• _What you need to do_
Start with the line containing "What data populates" and write out each line through the end of the listing, exactly as given.

• _Records for processing_
★ ★ ★ ★ ★ ★ ★

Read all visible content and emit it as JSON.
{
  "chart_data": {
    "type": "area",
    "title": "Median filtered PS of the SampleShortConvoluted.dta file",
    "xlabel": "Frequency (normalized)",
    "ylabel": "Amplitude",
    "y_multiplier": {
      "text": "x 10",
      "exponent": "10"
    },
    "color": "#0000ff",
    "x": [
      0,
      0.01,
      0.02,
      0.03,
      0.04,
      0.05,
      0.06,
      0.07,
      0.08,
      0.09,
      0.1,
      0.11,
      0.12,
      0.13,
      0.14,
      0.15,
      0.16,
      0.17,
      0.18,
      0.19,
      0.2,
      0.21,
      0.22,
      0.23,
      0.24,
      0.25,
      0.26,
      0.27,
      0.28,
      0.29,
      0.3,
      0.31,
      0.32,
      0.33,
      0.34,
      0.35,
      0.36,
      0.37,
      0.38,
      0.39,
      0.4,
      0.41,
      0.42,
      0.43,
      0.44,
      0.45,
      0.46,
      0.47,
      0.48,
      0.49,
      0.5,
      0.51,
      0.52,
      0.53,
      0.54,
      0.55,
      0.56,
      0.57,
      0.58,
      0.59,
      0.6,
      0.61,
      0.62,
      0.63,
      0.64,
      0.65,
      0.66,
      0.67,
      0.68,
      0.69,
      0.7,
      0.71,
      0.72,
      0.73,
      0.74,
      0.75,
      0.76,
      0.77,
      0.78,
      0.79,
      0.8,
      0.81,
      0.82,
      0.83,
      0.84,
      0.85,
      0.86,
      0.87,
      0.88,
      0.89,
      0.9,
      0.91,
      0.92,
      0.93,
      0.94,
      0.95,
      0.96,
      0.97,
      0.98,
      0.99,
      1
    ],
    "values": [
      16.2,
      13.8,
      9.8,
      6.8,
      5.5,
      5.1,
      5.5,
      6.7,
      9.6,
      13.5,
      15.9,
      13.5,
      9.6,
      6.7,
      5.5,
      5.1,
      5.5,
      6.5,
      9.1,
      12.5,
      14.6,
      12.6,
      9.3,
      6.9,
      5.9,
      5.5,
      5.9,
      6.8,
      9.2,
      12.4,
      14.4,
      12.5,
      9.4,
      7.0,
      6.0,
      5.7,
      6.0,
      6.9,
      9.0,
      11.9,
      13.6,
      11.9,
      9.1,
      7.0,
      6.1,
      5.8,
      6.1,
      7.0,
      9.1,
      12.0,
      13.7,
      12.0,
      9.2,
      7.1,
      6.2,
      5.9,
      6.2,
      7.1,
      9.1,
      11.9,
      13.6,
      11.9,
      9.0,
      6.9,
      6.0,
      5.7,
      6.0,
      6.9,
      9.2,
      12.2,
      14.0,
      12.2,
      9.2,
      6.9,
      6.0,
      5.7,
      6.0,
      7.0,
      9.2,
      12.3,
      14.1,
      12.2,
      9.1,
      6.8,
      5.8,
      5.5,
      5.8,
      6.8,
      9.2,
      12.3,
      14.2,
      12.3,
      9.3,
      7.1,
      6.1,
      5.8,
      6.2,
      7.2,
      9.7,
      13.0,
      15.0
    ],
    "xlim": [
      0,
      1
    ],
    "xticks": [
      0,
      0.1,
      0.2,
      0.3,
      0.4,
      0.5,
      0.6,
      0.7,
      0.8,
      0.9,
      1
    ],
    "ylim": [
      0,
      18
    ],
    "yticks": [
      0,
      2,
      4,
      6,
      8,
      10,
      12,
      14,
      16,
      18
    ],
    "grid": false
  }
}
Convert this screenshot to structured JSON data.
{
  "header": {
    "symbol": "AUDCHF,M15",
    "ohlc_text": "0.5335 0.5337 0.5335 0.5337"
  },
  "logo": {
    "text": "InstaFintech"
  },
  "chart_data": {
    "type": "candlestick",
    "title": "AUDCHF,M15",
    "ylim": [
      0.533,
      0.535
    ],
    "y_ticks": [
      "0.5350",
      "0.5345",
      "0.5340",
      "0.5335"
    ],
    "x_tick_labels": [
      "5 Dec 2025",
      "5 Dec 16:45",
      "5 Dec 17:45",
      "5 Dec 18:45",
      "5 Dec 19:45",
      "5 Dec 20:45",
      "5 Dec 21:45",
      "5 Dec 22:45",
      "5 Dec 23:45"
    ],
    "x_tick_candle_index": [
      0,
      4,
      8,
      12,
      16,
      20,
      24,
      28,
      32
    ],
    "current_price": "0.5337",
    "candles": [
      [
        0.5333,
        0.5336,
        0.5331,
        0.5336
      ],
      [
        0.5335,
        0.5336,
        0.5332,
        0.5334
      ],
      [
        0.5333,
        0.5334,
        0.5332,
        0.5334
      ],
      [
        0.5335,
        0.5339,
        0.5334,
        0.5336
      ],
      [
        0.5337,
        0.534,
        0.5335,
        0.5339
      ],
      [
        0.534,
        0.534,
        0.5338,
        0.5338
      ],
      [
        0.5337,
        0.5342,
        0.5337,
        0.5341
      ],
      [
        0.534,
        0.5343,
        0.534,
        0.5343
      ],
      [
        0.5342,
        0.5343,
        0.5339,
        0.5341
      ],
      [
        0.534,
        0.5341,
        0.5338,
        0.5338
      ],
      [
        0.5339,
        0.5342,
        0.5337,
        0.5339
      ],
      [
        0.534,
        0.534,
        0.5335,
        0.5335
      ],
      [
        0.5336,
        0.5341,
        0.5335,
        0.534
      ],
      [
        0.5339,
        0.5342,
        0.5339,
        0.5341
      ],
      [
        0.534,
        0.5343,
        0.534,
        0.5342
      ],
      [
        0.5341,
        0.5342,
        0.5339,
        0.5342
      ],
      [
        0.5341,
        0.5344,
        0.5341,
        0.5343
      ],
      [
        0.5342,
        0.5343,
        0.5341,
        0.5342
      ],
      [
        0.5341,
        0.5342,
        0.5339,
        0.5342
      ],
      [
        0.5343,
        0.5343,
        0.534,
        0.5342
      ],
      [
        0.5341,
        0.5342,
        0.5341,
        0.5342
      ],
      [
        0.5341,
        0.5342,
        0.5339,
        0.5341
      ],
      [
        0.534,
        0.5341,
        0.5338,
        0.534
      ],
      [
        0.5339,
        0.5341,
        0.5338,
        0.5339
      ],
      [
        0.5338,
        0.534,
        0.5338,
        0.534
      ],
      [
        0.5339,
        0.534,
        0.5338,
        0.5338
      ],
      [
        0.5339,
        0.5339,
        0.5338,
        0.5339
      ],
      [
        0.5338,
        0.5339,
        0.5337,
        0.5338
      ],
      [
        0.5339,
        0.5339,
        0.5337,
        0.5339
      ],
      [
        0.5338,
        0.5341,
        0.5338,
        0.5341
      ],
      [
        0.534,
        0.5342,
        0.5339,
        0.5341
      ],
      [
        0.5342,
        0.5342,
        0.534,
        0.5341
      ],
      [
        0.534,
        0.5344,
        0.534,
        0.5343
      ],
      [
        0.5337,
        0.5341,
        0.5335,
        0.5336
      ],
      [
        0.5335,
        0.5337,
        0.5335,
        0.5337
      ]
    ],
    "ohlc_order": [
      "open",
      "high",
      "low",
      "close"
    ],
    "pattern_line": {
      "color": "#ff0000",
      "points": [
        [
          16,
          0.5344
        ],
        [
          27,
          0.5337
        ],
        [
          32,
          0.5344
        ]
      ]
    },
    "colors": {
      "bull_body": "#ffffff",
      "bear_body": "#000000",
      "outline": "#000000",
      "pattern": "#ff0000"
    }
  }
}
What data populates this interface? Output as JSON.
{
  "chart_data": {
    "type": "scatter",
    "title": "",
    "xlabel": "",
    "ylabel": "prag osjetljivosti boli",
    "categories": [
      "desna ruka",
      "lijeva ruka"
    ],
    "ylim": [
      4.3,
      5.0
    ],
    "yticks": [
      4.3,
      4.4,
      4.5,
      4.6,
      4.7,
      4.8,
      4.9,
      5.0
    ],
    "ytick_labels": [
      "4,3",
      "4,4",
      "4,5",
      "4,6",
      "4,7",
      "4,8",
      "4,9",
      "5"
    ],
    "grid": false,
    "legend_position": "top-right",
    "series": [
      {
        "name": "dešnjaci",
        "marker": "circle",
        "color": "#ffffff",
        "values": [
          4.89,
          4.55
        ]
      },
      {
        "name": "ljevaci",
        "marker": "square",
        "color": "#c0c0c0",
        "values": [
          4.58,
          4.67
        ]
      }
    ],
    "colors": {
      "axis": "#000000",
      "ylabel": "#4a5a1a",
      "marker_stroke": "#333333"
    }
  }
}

★ ★ ★ ★ ★ ★ ★

• _Output for this exercise_
What data populates this interface? Output as JSON.
{
  "chart_data": {
    "type": "scatter",
    "title": "",
    "xlabel": "",
    "ylabel": "prag osjetljivosti boli",
    "categories": [
      "desna ruka",
      "lijeva ruka"
    ],
    "ylim": [
      4.3,
      5.0
    ],
    "yticks": [
      4.3,
      4.4,
      4.5,
      4.6,
      4.7,
      4.8,
      4.9,
      5.0
    ],
    "ytick_labels": [
      "4,3",
      "4,4",
      "4,5",
      "4,6",
      "4,7",
      "4,8",
      "4,9",
      "5"
    ],
    "grid": false,
    "legend_position": "top-right",
    "series": [
      {
        "name": "dešnjaci",
        "marker": "circle",
        "color": "#ffffff",
        "values": [
          4.89,
          4.55
        ]
      },
      {
        "name": "ljevaci",
        "marker": "square",
        "color": "#c0c0c0",
        "values": [
          4.58,
          4.67
        ]
      }
    ],
    "colors": {
      "axis": "#000000",
      "ylabel": "#4a5a1a",
      "marker_stroke": "#333333"
    }
  }
}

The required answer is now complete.